Pictures do not belong in the copy; quote every entry below exactly.

═══

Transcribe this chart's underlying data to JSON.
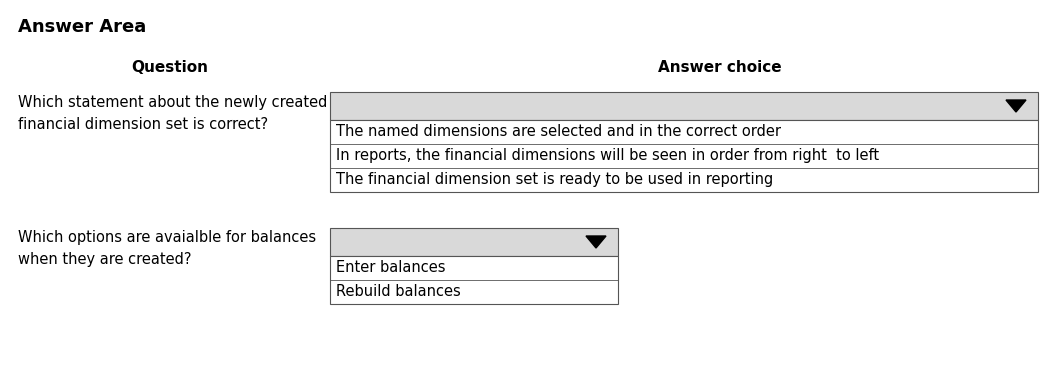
{
  "title": "Answer Area",
  "col_question": "Question",
  "col_answer": "Answer choice",
  "q1_text": "Which statement about the newly created\nfinancial dimension set is correct?",
  "q1_dropdown_items": [
    "The named dimensions are selected and in the correct order",
    "In reports, the financial dimensions will be seen in order from right  to left",
    "The financial dimension set is ready to be used in reporting"
  ],
  "q2_text": "Which options are avaialble for balances\nwhen they are created?",
  "q2_dropdown_items": [
    "Enter balances",
    "Rebuild balances"
  ],
  "bg_color": "#ffffff",
  "dropdown_header_bg": "#d9d9d9",
  "dropdown_item_bg": "#ffffff",
  "border_color": "#555555",
  "text_color": "#000000",
  "title_fontsize": 13,
  "header_fontsize": 11,
  "body_fontsize": 10.5
}
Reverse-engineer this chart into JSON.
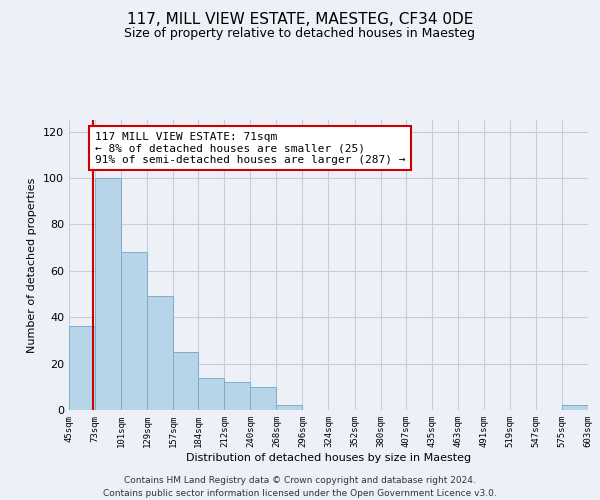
{
  "title": "117, MILL VIEW ESTATE, MAESTEG, CF34 0DE",
  "subtitle": "Size of property relative to detached houses in Maesteg",
  "xlabel": "Distribution of detached houses by size in Maesteg",
  "ylabel": "Number of detached properties",
  "bar_edges": [
    45,
    73,
    101,
    129,
    157,
    184,
    212,
    240,
    268,
    296,
    324,
    352,
    380,
    407,
    435,
    463,
    491,
    519,
    547,
    575,
    603
  ],
  "bar_heights": [
    36,
    100,
    68,
    49,
    25,
    14,
    12,
    10,
    2,
    0,
    0,
    0,
    0,
    0,
    0,
    0,
    0,
    0,
    0,
    2
  ],
  "bar_color": "#b8d4e8",
  "bar_edge_color": "#7aaec8",
  "property_line_x": 71,
  "property_line_color": "#cc0000",
  "annotation_line1": "117 MILL VIEW ESTATE: 71sqm",
  "annotation_line2": "← 8% of detached houses are smaller (25)",
  "annotation_line3": "91% of semi-detached houses are larger (287) →",
  "ylim": [
    0,
    125
  ],
  "yticks": [
    0,
    20,
    40,
    60,
    80,
    100,
    120
  ],
  "tick_labels": [
    "45sqm",
    "73sqm",
    "101sqm",
    "129sqm",
    "157sqm",
    "184sqm",
    "212sqm",
    "240sqm",
    "268sqm",
    "296sqm",
    "324sqm",
    "352sqm",
    "380sqm",
    "407sqm",
    "435sqm",
    "463sqm",
    "491sqm",
    "519sqm",
    "547sqm",
    "575sqm",
    "603sqm"
  ],
  "footer_line1": "Contains HM Land Registry data © Crown copyright and database right 2024.",
  "footer_line2": "Contains public sector information licensed under the Open Government Licence v3.0.",
  "background_color": "#eef0f8",
  "grid_color": "#c8cce0",
  "title_fontsize": 11,
  "subtitle_fontsize": 9,
  "ylabel_fontsize": 8,
  "xlabel_fontsize": 8
}
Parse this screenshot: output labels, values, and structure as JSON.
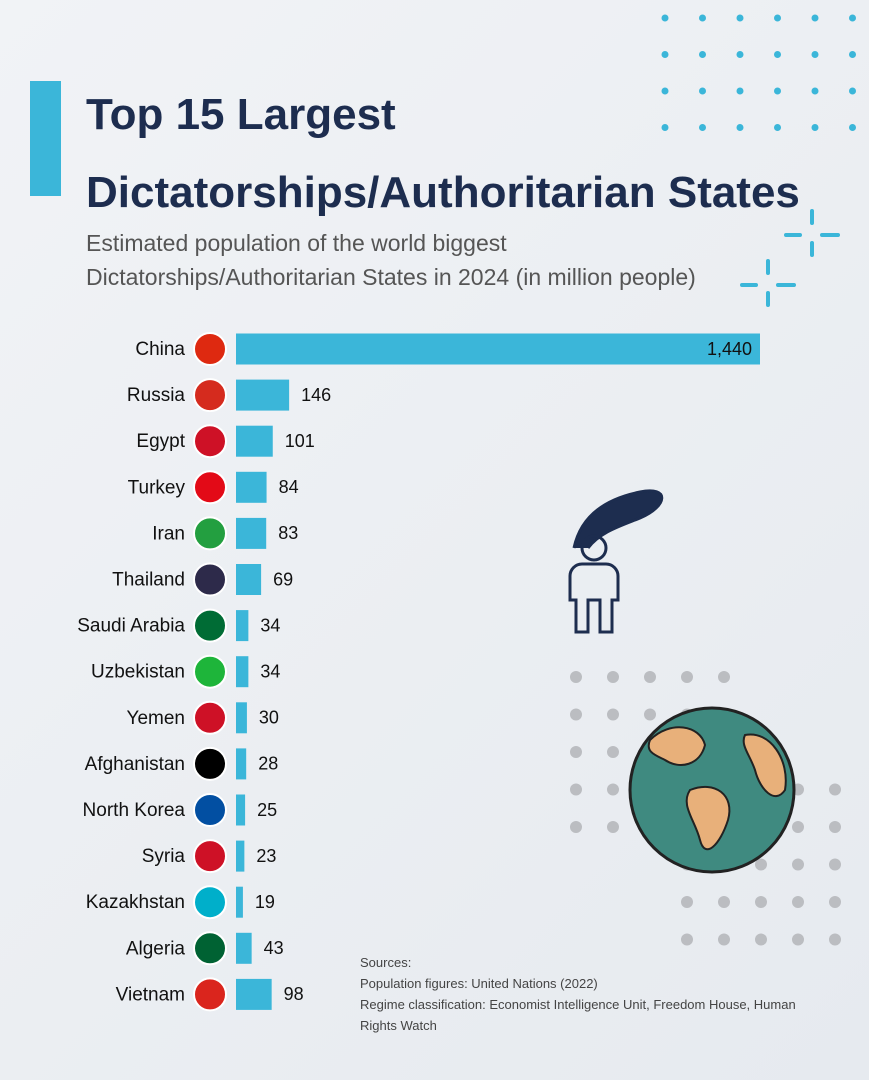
{
  "chart_data": {
    "type": "bar",
    "orientation": "horizontal",
    "title": "Top 15 Largest Dictatorships/Authoritarian States",
    "subtitle": "Estimated population of the world biggest Dictatorships/Authoritarian States in 2024 (in million people)",
    "categories": [
      "China",
      "Russia",
      "Egypt",
      "Turkey",
      "Iran",
      "Thailand",
      "Saudi Arabia",
      "Uzbekistan",
      "Yemen",
      "Afghanistan",
      "North Korea",
      "Syria",
      "Kazakhstan",
      "Algeria",
      "Vietnam"
    ],
    "values": [
      1440,
      146,
      101,
      84,
      83,
      69,
      34,
      34,
      30,
      28,
      25,
      23,
      19,
      43,
      98
    ],
    "value_labels": [
      "1,440",
      "146",
      "101",
      "84",
      "83",
      "69",
      "34",
      "34",
      "30",
      "28",
      "25",
      "23",
      "19",
      "43",
      "98"
    ],
    "color": "#3bb6d9",
    "annotations": [
      "Sources:",
      "Population figures: United Nations (2022)",
      "Regime classification: Economist Intelligence Unit, Freedom House, Human Rights Watch"
    ]
  }
}
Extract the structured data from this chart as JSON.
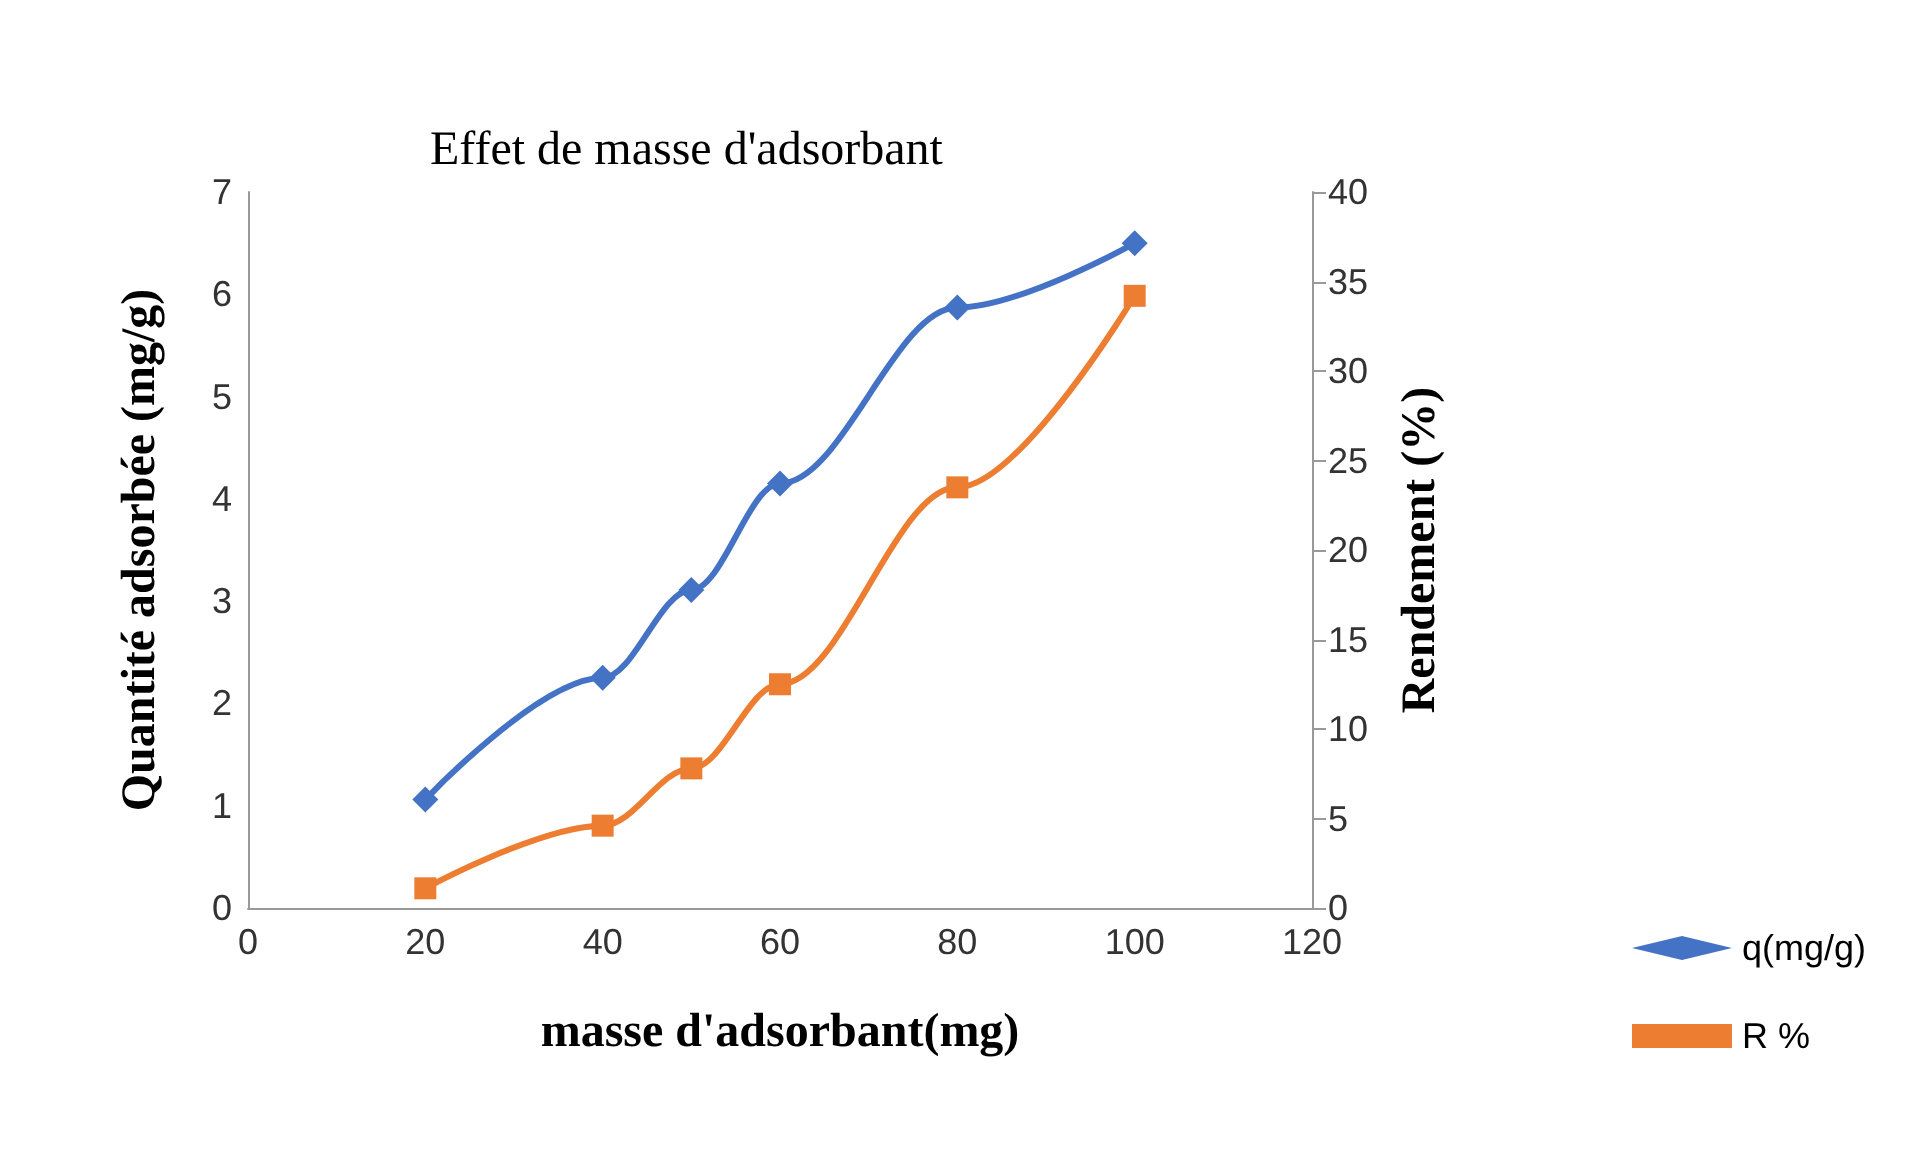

═══

THE COMPLETED TASK:
Transcribe this chart's underlying data to JSON.
{
  "title": "Answer Area",
  "col_question": "Question",
  "col_answer": "Answer choice",
  "q1_text": "Which statement about the newly created\nfinancial dimension set is correct?",
  "q1_dropdown_items": [
    "The named dimensions are selected and in the correct order",
    "In reports, the financial dimensions will be seen in order from right  to left",
    "The financial dimension set is ready to be used in reporting"
  ],
  "q2_text": "Which options are avaialble for balances\nwhen they are created?",
  "q2_dropdown_items": [
    "Enter balances",
    "Rebuild balances"
  ],
  "bg_color": "#ffffff",
  "dropdown_header_bg": "#d9d9d9",
  "dropdown_item_bg": "#ffffff",
  "border_color": "#555555",
  "text_color": "#000000",
  "title_fontsize": 13,
  "header_fontsize": 11,
  "body_fontsize": 10.5
}
Reverse-engineer this chart into JSON.
{
  "title": "117, MILL VIEW ESTATE, MAESTEG, CF34 0DE",
  "subtitle": "Size of property relative to detached houses in Maesteg",
  "xlabel": "Distribution of detached houses by size in Maesteg",
  "ylabel": "Number of detached properties",
  "bar_edges": [
    45,
    73,
    101,
    129,
    157,
    184,
    212,
    240,
    268,
    296,
    324,
    352,
    380,
    407,
    435,
    463,
    491,
    519,
    547,
    575,
    603
  ],
  "bar_heights": [
    36,
    100,
    68,
    49,
    25,
    14,
    12,
    10,
    2,
    0,
    0,
    0,
    0,
    0,
    0,
    0,
    0,
    0,
    0,
    2
  ],
  "bar_color": "#b8d4e8",
  "bar_edge_color": "#7aaec8",
  "property_line_x": 71,
  "property_line_color": "#cc0000",
  "annotation_line1": "117 MILL VIEW ESTATE: 71sqm",
  "annotation_line2": "← 8% of detached houses are smaller (25)",
  "annotation_line3": "91% of semi-detached houses are larger (287) →",
  "ylim": [
    0,
    125
  ],
  "yticks": [
    0,
    20,
    40,
    60,
    80,
    100,
    120
  ],
  "tick_labels": [
    "45sqm",
    "73sqm",
    "101sqm",
    "129sqm",
    "157sqm",
    "184sqm",
    "212sqm",
    "240sqm",
    "268sqm",
    "296sqm",
    "324sqm",
    "352sqm",
    "380sqm",
    "407sqm",
    "435sqm",
    "463sqm",
    "491sqm",
    "519sqm",
    "547sqm",
    "575sqm",
    "603sqm"
  ],
  "footer_line1": "Contains HM Land Registry data © Crown copyright and database right 2024.",
  "footer_line2": "Contains public sector information licensed under the Open Government Licence v3.0.",
  "background_color": "#eef0f8",
  "grid_color": "#c8cce0",
  "title_fontsize": 11,
  "subtitle_fontsize": 9,
  "ylabel_fontsize": 8,
  "xlabel_fontsize": 8
}
Parse this screenshot: output labels, values, and structure as JSON.
{
  "chart_data": {
    "type": "bar",
    "orientation": "horizontal",
    "title": "Top 15 Largest Dictatorships/Authoritarian States",
    "subtitle": "Estimated population of the world biggest Dictatorships/Authoritarian States in 2024 (in million people)",
    "categories": [
      "China",
      "Russia",
      "Egypt",
      "Turkey",
      "Iran",
      "Thailand",
      "Saudi Arabia",
      "Uzbekistan",
      "Yemen",
      "Afghanistan",
      "North Korea",
      "Syria",
      "Kazakhstan",
      "Algeria",
      "Vietnam"
    ],
    "values": [
      1440,
      146,
      101,
      84,
      83,
      69,
      34,
      34,
      30,
      28,
      25,
      23,
      19,
      43,
      98
    ],
    "value_labels": [
      "1,440",
      "146",
      "101",
      "84",
      "83",
      "69",
      "34",
      "34",
      "30",
      "28",
      "25",
      "23",
      "19",
      "43",
      "98"
    ],
    "color": "#3bb6d9",
    "annotations": [
      "Sources:",
      "Population figures: United Nations (2022)",
      "Regime classification: Economist Intelligence Unit, Freedom House, Human Rights Watch"
    ]
  }
}
Extract the structured data from this chart as JSON.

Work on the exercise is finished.